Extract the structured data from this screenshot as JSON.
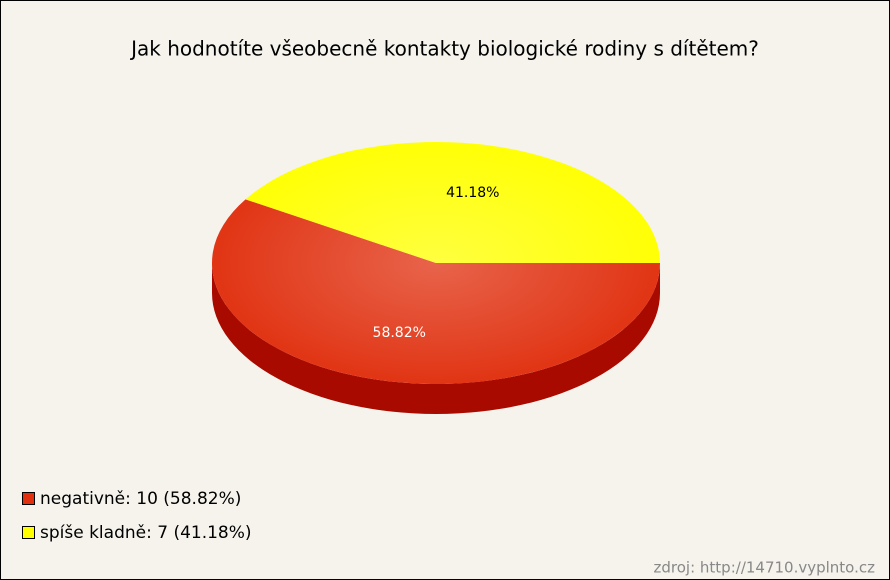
{
  "chart_data": {
    "type": "pie3d",
    "title": "Jak hodnotíte všeobecně kontakty biologické rodiny s dítětem?",
    "values": [
      58.82,
      41.18
    ],
    "value_labels": [
      "58.82%",
      "41.18%"
    ],
    "legend": [
      "negativně: 10 (58.82%)",
      "spíše kladně: 7 (41.18%)"
    ],
    "colors": [
      "#e0300f",
      "#ffff00"
    ],
    "side_colors": [
      "#a80a00",
      "#c8c000"
    ],
    "label_colors": [
      "#ffffff",
      "#000000"
    ],
    "source": "zdroj: http://14710.vyplnto.cz"
  }
}
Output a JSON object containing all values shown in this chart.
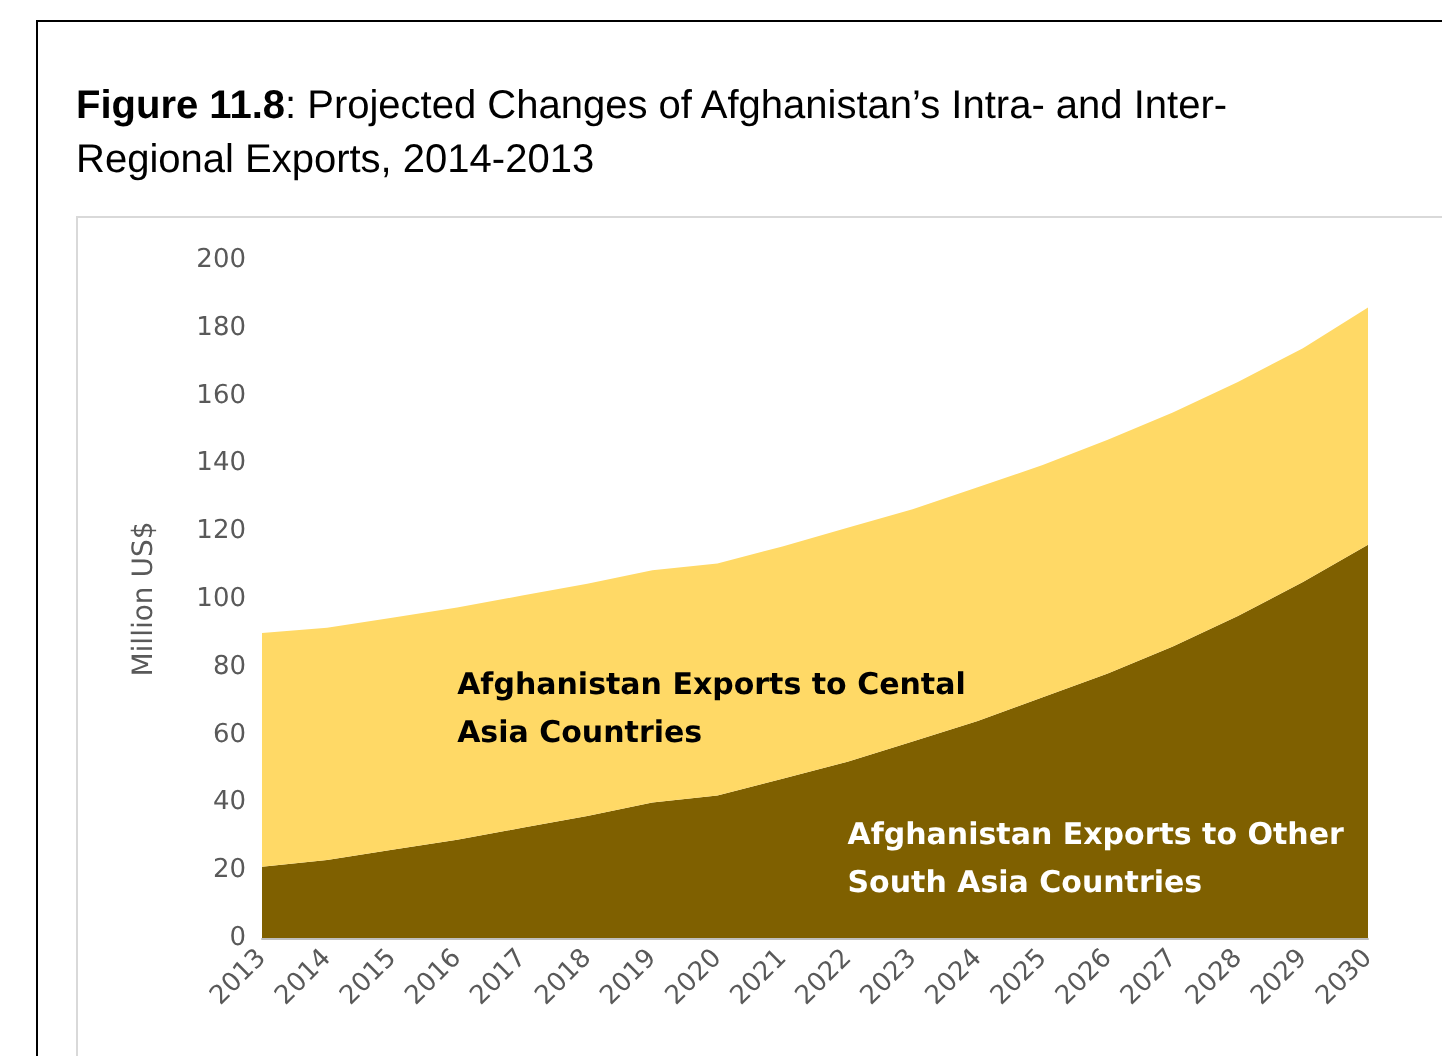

**Work to be completed:**
Repeat the listing verbatim. Skip the pictures.

**Reply:**
Extract the structured data from this screenshot as JSON.
{
  "chart_data": {
    "type": "pie3d",
    "title": "Jak hodnotíte všeobecně kontakty biologické rodiny s dítětem?",
    "values": [
      58.82,
      41.18
    ],
    "value_labels": [
      "58.82%",
      "41.18%"
    ],
    "legend": [
      "negativně: 10 (58.82%)",
      "spíše kladně: 7 (41.18%)"
    ],
    "colors": [
      "#e0300f",
      "#ffff00"
    ],
    "side_colors": [
      "#a80a00",
      "#c8c000"
    ],
    "label_colors": [
      "#ffffff",
      "#000000"
    ],
    "source": "zdroj: http://14710.vyplnto.cz"
  }
}
Output a JSON object containing all values shown in this chart.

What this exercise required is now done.